- **EXERCISE DETAILS**: Repeat each record below exactly, dropping the pictures.

- **DATA SHOWN**:
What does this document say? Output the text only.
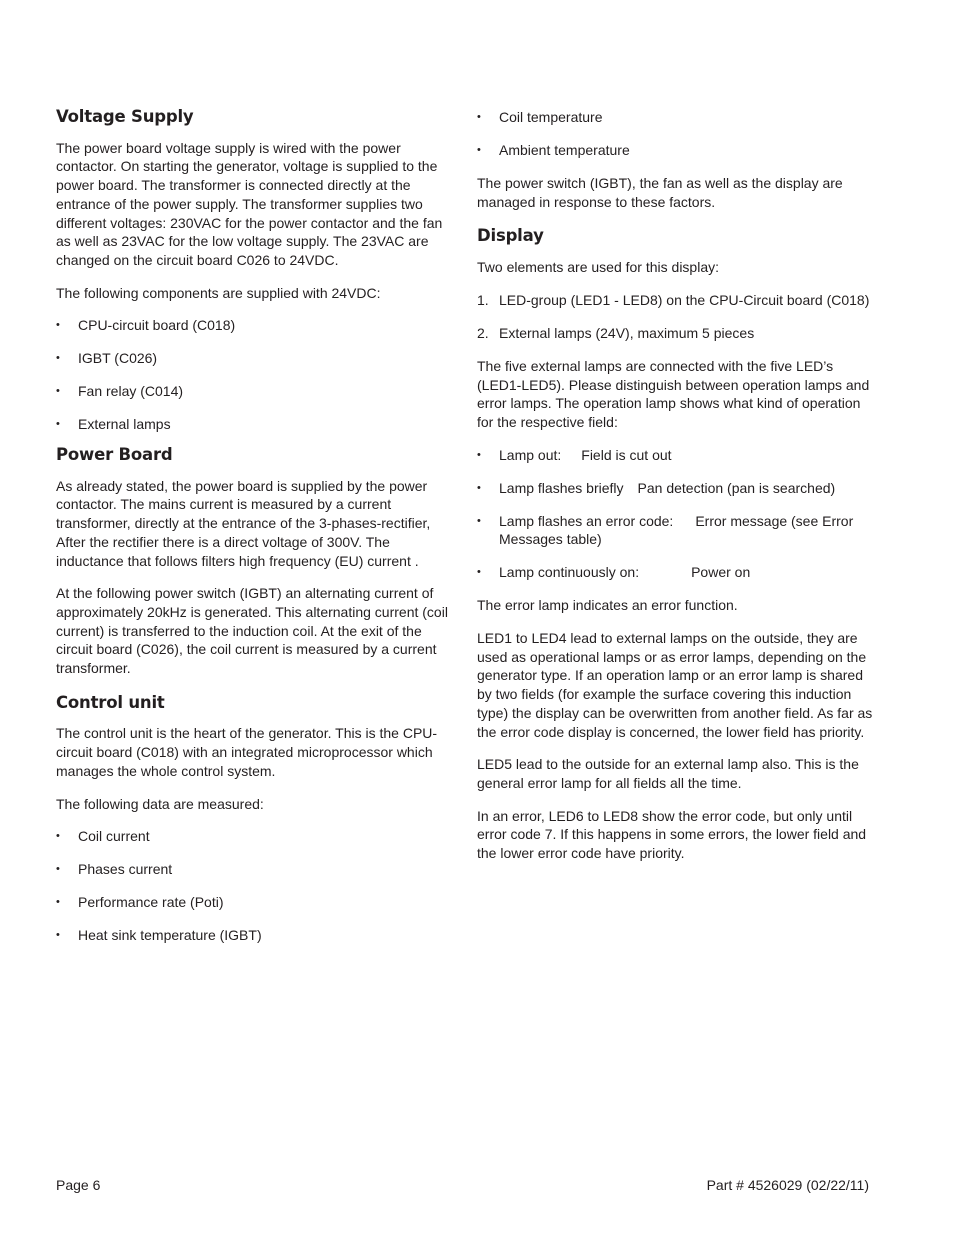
Voltage Supply

The power board voltage supply is wired with the power contactor. On starting the generator, voltage is supplied to the power board. The transformer is connected directly at the entrance of the power supply. The transformer supplies two different voltages: 230VAC for the power contactor and the fan as well as 23VAC for the low voltage supply. The 23VAC are changed on the circuit board C026 to 24VDC.

The following components are supplied with 24VDC:

• CPU-circuit board (C018)
• IGBT (C026)
• Fan relay (C014)
• External lamps
Power Board

As already stated, the power board is supplied by the power contactor. The mains current is measured by a current transformer, directly at the entrance of the 3-phases-rectifier, After the rectifier there is a direct voltage of 300V. The inductance that follows filters high frequency (EU) current .

At the following power switch (IGBT) an alternating current of approximately 20kHz is generated. This alternating current (coil current) is transferred to the induction coil. At the exit of the circuit board (C026), the coil current is measured by a current transformer.

Control unit

The control unit is the heart of the generator. This is the CPU-circuit board (C018) with an integrated microprocessor which manages the whole control system.

The following data are measured:

• Coil current
• Phases current
• Performance rate (Poti)
• Heat sink temperature (IGBT)
• Coil temperature
• Ambient temperature

The power switch (IGBT), the fan as well as the display are managed in response to these factors.

Display

Two elements are used for this display:

1. LED-group (LED1 - LED8) on the CPU-Circuit board (C018)
2. External lamps (24V), maximum 5 pieces

The five external lamps are connected with the five LED’s (LED1-LED5). Please distinguish between operation lamps and error lamps. The operation lamp shows what kind of operation for the respective field:

• Lamp out: Field is cut out
• Lamp flashes briefly Pan detection (pan is searched)
• Lamp flashes an error code: Error message (see Error Messages table)
• Lamp continuously on:	Power on

The error lamp indicates an error function.

LED1 to LED4 lead to external lamps on the outside, they are used as operational lamps or as error lamps, depending on the generator type. If an operation lamp or an error lamp is shared by two fields (for example the surface covering this induction type) the display can be overwritten from another field. As far as the error code display is concerned, the lower field has priority.

LED5 lead to the outside for an external lamp also. This is the general error lamp for all fields all the time.

In an error, LED6 to LED8 show the error code, but only until error code 7. If this happens in some errors, the lower field and the lower error code have priority.

Page 6	Part # 4526029 (02/22/11)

- **REPLY TO THE EXERCISE**:
What does this document say? Output the text only.
Voltage Supply

The power board voltage supply is wired with the power contactor. On starting the generator, voltage is supplied to the power board. The transformer is connected directly at the entrance of the power supply. The transformer supplies two different voltages: 230VAC for the power contactor and the fan as well as 23VAC for the low voltage supply. The 23VAC are changed on the circuit board C026 to 24VDC.

The following components are supplied with 24VDC:

• CPU-circuit board (C018)
• IGBT (C026)
• Fan relay (C014)
• External lamps
Power Board

As already stated, the power board is supplied by the power contactor. The mains current is measured by a current transformer, directly at the entrance of the 3-phases-rectifier, After the rectifier there is a direct voltage of 300V. The inductance that follows filters high frequency (EU) current .

At the following power switch (IGBT) an alternating current of approximately 20kHz is generated. This alternating current (coil current) is transferred to the induction coil. At the exit of the circuit board (C026), the coil current is measured by a current transformer.

Control unit

The control unit is the heart of the generator. This is the CPU-circuit board (C018) with an integrated microprocessor which manages the whole control system.

The following data are measured:

• Coil current
• Phases current
• Performance rate (Poti)
• Heat sink temperature (IGBT)
• Coil temperature
• Ambient temperature

The power switch (IGBT), the fan as well as the display are managed in response to these factors.

Display

Two elements are used for this display:

1. LED-group (LED1 - LED8) on the CPU-Circuit board (C018)
2. External lamps (24V), maximum 5 pieces

The five external lamps are connected with the five LED’s (LED1-LED5). Please distinguish between operation lamps and error lamps. The operation lamp shows what kind of operation for the respective field:

• Lamp out: Field is cut out
• Lamp flashes briefly Pan detection (pan is searched)
• Lamp flashes an error code: Error message (see Error Messages table)
• Lamp continuously on:	Power on

The error lamp indicates an error function.

LED1 to LED4 lead to external lamps on the outside, they are used as operational lamps or as error lamps, depending on the generator type. If an operation lamp or an error lamp is shared by two fields (for example the surface covering this induction type) the display can be overwritten from another field. As far as the error code display is concerned, the lower field has priority.

LED5 lead to the outside for an external lamp also. This is the general error lamp for all fields all the time.

In an error, LED6 to LED8 show the error code, but only until error code 7. If this happens in some errors, the lower field and the lower error code have priority.

Page 6	Part # 4526029 (02/22/11)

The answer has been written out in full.